Objective -
Copy each line below in which the word "Curry" occurs.

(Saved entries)
---
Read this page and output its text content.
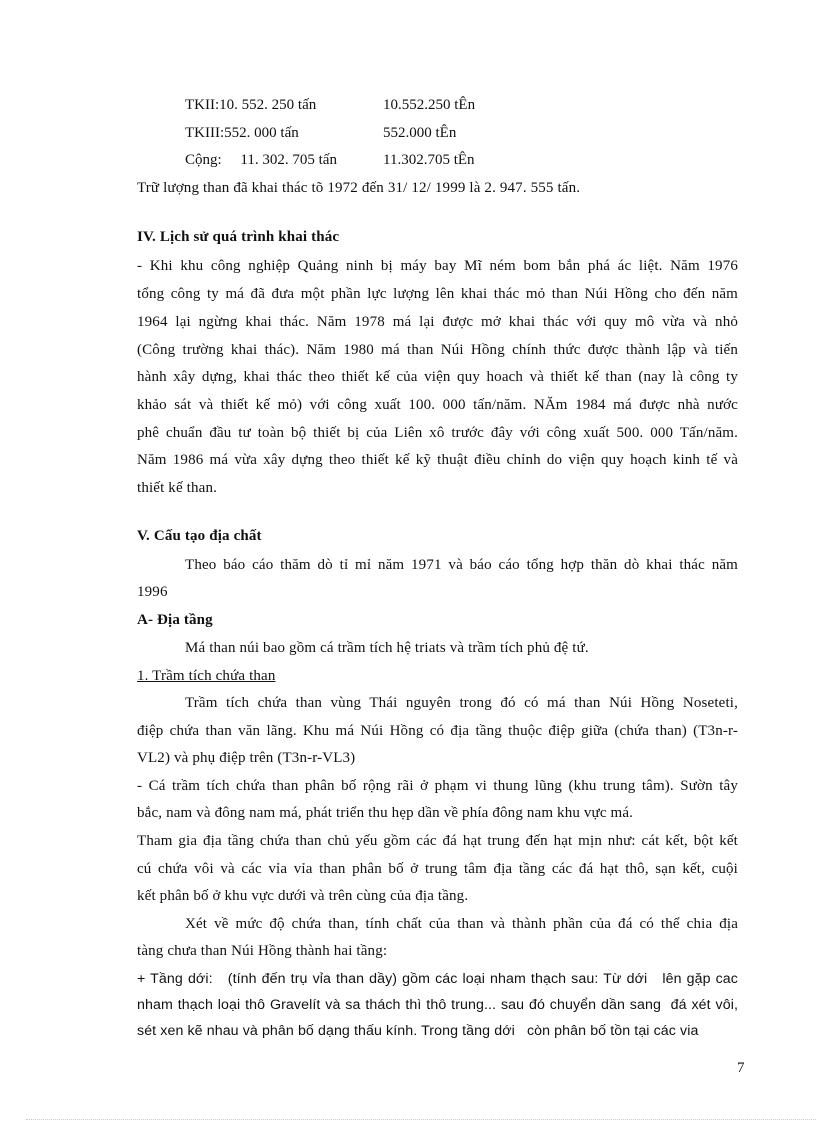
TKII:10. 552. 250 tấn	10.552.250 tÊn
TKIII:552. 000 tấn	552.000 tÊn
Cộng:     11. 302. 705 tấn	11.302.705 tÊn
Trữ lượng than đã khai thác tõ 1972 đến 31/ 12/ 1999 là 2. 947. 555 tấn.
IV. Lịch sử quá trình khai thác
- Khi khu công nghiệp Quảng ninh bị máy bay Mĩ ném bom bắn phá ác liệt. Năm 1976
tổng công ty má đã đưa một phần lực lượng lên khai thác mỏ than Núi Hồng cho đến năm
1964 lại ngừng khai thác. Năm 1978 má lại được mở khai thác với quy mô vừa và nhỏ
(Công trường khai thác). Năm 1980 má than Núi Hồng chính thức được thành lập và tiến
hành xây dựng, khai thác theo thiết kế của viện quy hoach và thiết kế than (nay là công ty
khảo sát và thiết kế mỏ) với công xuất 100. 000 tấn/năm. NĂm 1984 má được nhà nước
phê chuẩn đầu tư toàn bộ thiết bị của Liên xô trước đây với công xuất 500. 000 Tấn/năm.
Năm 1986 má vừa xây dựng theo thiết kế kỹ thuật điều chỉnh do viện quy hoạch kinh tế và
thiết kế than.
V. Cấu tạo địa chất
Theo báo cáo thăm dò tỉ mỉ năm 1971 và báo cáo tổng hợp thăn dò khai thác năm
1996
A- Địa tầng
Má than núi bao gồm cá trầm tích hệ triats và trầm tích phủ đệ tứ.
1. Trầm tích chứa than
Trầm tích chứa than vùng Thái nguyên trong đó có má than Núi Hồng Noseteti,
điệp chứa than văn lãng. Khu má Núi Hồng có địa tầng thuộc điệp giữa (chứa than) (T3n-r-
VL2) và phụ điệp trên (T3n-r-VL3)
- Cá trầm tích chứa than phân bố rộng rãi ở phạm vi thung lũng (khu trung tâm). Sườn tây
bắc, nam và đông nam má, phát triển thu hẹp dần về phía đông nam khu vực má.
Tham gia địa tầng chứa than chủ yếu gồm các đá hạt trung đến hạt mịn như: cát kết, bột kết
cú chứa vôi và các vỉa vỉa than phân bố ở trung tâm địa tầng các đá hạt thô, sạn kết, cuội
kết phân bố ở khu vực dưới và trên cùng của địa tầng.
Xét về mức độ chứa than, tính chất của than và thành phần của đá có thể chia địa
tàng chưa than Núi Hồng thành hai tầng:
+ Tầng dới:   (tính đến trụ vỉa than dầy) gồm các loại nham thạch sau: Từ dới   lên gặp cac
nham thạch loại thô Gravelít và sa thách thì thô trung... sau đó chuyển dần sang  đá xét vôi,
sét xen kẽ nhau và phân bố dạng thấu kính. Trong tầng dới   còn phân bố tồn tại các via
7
---
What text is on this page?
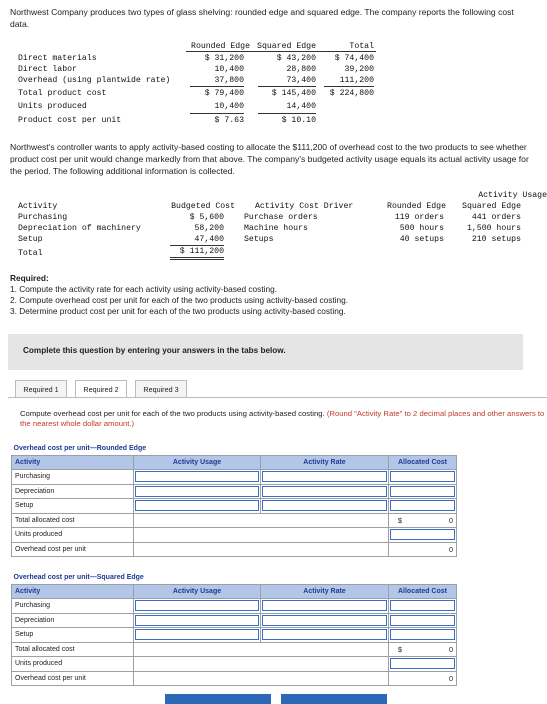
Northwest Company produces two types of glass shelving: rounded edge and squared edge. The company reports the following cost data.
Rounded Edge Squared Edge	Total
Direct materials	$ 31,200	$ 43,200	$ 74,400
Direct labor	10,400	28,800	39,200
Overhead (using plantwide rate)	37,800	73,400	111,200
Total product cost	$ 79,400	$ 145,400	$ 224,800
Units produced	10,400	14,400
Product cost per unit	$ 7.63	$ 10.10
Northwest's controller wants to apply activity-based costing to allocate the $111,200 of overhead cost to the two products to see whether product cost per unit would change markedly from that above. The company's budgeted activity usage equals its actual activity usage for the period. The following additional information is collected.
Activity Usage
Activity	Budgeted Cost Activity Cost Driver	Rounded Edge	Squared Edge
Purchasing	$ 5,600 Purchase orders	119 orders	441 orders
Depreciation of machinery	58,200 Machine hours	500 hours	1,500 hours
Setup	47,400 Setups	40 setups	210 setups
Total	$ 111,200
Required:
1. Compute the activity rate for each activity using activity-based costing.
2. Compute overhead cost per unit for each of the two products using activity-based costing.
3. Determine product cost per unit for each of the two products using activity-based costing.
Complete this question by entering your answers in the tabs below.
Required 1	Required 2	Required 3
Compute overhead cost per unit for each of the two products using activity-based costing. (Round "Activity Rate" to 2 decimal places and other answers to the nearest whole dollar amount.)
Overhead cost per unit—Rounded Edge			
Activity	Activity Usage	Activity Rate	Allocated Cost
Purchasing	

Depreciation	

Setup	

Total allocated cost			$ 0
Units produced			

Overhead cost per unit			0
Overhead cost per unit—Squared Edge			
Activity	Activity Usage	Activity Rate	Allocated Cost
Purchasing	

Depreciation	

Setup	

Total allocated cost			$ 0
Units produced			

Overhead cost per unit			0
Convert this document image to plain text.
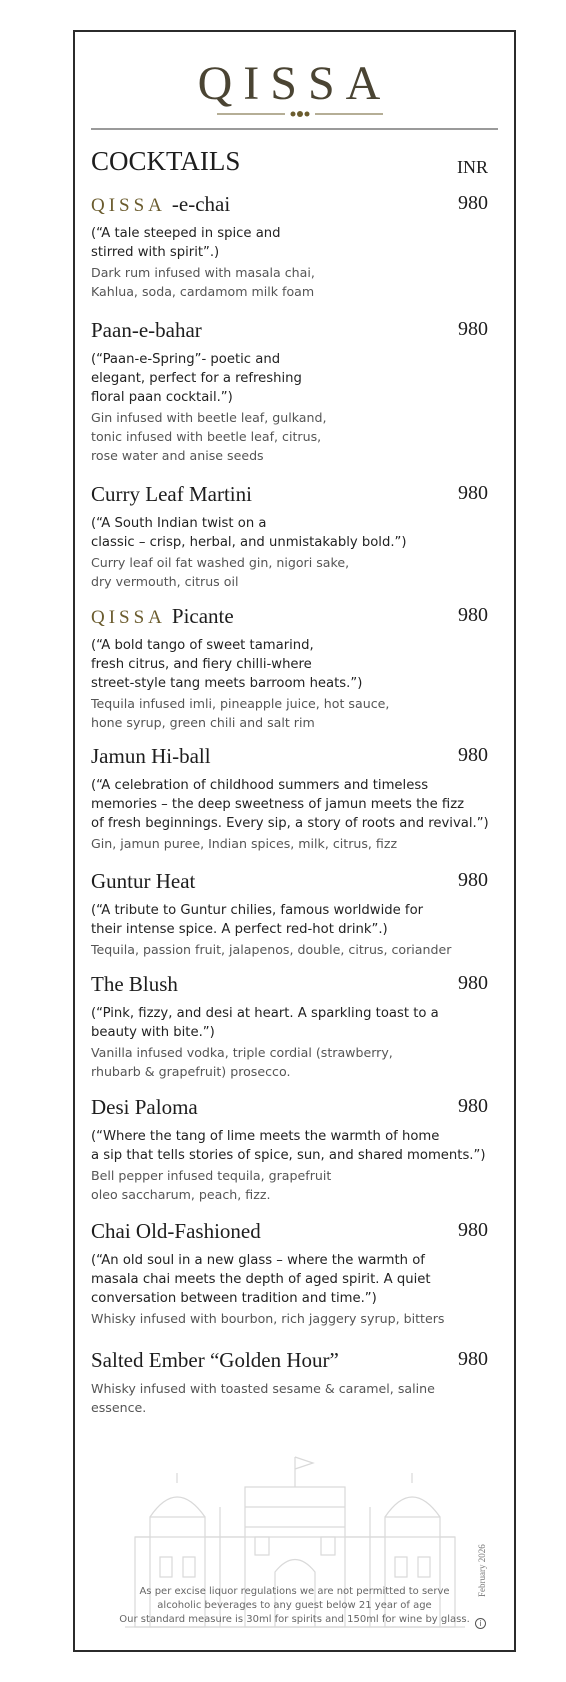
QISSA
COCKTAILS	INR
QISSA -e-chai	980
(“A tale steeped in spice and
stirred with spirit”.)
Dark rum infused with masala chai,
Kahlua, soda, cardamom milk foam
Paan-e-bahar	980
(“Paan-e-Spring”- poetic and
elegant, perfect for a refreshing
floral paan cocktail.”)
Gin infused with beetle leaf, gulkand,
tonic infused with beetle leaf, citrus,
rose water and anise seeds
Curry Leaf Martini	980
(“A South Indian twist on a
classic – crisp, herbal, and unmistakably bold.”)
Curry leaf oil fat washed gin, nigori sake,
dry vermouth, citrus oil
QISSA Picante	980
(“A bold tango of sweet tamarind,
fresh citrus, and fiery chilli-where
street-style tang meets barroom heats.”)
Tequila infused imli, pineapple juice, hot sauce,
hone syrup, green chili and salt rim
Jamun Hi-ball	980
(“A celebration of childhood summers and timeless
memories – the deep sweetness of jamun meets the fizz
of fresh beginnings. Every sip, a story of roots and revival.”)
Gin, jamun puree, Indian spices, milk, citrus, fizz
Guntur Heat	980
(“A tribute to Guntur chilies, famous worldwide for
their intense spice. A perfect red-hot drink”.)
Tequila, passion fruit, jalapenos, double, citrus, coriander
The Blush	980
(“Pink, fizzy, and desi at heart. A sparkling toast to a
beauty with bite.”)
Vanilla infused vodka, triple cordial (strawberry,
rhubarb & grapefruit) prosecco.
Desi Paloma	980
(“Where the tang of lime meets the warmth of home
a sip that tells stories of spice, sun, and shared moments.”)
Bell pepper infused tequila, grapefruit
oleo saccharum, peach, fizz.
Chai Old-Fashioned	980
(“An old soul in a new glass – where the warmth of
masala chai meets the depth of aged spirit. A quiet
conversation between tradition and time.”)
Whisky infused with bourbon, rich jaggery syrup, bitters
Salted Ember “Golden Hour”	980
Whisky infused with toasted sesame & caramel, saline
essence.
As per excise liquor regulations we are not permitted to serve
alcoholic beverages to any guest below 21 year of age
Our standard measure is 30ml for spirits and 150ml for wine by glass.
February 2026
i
---
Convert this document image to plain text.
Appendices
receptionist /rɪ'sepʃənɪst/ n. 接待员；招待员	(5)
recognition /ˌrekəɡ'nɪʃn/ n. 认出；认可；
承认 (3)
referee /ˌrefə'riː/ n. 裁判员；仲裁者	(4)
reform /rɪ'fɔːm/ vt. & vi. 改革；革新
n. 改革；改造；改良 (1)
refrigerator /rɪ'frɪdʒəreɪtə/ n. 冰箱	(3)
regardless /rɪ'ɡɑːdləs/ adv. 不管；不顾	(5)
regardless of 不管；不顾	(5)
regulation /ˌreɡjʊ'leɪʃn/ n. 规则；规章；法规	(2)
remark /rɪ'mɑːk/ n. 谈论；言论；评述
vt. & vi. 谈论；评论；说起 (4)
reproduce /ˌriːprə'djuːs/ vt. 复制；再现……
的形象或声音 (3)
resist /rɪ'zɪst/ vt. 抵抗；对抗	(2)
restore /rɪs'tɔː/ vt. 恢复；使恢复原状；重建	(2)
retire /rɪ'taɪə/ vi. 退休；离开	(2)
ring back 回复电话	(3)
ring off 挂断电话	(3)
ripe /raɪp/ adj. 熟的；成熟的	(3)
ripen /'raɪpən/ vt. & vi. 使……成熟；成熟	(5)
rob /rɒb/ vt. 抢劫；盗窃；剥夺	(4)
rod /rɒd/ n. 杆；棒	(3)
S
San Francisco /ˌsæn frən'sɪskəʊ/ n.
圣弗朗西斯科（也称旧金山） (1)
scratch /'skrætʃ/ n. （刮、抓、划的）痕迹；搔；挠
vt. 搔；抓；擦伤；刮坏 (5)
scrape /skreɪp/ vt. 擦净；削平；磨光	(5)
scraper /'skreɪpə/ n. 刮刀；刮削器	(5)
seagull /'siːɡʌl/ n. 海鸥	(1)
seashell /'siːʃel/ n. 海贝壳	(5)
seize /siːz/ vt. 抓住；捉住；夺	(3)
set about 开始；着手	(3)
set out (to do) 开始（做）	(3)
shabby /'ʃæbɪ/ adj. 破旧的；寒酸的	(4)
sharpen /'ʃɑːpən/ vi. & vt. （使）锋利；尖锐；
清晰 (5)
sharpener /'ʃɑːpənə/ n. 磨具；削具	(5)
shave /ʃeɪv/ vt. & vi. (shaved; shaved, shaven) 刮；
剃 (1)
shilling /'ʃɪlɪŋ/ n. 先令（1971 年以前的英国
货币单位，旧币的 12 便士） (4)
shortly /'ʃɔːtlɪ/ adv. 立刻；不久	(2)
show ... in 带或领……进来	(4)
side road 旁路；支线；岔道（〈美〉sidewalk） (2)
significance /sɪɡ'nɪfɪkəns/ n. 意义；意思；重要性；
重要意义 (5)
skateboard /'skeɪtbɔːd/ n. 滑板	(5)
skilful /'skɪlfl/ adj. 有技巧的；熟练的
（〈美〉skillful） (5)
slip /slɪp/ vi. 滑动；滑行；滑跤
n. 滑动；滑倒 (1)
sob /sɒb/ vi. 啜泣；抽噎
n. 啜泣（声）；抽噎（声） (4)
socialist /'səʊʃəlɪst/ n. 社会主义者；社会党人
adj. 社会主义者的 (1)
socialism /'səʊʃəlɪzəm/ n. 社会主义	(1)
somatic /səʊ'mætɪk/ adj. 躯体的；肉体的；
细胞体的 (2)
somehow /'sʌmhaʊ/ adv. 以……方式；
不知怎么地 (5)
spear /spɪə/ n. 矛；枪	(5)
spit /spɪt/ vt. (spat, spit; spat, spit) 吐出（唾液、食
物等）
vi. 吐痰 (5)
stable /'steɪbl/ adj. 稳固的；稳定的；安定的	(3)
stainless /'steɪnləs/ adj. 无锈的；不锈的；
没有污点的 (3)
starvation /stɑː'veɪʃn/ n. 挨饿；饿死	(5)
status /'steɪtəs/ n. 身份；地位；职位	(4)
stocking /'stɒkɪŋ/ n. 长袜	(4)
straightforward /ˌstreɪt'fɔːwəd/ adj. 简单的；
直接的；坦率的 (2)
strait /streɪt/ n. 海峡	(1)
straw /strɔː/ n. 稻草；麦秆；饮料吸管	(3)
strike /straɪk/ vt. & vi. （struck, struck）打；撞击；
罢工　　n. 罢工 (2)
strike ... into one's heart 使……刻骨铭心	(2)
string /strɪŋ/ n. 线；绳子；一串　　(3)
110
---
Solution to this exercise -
Curry Leaf Martini	980
Curry leaf oil fat washed gin, nigori sake,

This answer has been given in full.